ACTION ITEM
Filter the records, keeping every line that has the string "this".

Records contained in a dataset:

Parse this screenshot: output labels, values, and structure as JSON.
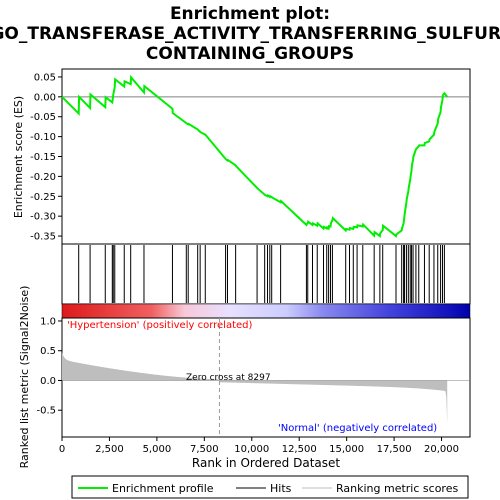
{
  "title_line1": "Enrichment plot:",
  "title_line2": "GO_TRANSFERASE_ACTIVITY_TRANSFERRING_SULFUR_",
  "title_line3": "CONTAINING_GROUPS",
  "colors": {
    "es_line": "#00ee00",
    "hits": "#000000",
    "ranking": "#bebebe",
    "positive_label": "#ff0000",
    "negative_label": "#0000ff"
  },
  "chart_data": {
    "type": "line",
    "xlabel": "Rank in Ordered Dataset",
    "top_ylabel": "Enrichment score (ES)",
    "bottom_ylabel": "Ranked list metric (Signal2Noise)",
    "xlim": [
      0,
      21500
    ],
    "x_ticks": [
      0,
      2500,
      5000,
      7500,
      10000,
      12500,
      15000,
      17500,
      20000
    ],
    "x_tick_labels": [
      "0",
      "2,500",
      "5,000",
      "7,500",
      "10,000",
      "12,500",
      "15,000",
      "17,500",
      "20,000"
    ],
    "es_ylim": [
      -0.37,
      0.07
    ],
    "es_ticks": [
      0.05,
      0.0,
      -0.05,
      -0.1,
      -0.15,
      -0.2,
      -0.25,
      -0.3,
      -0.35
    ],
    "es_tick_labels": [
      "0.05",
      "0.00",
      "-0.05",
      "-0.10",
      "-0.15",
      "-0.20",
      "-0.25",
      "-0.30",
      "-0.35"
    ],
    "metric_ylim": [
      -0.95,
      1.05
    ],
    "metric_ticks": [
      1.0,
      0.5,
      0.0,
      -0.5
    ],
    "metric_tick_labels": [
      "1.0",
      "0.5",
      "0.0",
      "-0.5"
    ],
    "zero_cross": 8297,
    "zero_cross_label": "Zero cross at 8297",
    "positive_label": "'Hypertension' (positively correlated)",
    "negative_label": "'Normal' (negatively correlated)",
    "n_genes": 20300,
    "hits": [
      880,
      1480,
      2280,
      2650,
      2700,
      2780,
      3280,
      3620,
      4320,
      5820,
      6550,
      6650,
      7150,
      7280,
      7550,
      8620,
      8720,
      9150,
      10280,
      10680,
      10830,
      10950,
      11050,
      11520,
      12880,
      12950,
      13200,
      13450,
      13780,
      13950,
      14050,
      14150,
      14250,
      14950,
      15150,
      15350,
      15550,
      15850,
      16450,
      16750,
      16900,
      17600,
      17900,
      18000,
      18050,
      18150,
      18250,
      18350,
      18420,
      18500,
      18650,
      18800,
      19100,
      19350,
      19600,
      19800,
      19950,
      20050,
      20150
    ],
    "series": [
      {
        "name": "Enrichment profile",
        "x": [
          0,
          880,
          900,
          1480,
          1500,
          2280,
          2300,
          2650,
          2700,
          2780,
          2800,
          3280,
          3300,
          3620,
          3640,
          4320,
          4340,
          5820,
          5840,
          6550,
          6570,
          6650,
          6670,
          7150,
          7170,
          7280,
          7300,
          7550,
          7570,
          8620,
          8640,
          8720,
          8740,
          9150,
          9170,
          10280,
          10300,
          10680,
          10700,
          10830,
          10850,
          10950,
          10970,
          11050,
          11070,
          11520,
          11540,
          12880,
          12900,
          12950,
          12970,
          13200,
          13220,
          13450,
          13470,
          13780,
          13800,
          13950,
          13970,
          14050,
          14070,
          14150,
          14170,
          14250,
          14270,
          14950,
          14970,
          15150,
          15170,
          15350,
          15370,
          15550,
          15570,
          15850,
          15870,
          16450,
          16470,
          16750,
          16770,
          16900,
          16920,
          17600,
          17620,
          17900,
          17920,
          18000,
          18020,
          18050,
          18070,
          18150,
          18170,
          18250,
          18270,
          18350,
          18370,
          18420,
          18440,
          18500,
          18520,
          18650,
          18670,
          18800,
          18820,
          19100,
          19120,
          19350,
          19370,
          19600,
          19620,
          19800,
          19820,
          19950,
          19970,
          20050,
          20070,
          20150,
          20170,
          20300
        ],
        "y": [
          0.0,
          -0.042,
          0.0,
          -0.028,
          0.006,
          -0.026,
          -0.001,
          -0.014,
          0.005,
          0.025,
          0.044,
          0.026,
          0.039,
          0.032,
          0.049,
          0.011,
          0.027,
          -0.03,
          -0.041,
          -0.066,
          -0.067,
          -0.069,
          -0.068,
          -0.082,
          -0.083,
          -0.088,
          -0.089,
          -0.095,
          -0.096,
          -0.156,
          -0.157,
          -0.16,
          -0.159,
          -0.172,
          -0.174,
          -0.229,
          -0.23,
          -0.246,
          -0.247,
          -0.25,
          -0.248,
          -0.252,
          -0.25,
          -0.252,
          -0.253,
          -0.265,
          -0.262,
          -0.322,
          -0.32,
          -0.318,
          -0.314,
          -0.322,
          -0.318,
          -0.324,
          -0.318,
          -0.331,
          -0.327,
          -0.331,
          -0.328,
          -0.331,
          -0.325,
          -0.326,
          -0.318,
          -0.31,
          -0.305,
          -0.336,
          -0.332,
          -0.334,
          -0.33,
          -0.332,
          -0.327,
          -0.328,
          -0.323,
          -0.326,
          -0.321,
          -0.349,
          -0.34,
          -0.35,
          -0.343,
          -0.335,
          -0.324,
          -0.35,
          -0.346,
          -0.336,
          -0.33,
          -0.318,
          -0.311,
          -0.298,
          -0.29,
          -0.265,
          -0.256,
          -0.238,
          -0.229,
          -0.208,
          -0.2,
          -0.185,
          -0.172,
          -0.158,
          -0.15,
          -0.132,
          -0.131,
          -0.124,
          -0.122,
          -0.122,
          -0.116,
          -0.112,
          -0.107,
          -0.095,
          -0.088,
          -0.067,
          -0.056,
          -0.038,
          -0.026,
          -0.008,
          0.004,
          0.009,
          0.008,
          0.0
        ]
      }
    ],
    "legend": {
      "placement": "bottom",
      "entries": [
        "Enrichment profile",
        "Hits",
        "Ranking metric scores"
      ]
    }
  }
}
---
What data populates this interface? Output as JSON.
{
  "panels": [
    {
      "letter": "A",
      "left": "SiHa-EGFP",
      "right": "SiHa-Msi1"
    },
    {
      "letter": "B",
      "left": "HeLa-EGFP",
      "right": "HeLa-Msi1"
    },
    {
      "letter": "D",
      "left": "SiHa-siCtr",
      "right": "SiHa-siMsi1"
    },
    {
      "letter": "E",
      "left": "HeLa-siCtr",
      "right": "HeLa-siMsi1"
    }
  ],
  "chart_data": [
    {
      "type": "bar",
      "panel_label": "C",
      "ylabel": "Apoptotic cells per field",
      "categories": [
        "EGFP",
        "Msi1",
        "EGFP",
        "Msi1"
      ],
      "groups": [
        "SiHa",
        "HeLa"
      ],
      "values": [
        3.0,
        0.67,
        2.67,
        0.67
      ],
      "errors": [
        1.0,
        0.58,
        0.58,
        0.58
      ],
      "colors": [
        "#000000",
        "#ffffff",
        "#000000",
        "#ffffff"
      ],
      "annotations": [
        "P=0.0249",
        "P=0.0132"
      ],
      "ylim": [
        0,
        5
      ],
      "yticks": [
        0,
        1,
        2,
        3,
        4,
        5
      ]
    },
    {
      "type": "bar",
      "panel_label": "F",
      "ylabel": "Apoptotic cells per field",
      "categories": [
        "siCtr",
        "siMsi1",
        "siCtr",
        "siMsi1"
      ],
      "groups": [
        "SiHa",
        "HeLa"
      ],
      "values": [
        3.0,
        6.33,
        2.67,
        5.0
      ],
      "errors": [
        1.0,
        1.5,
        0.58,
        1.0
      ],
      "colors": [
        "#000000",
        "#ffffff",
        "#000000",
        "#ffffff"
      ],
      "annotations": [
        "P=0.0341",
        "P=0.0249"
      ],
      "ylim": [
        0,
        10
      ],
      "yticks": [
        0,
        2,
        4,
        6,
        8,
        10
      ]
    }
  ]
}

EXPECTED ANSWER
Parse this screenshot: output labels, values, and structure as JSON.
What data populates this interface? Output as JSON.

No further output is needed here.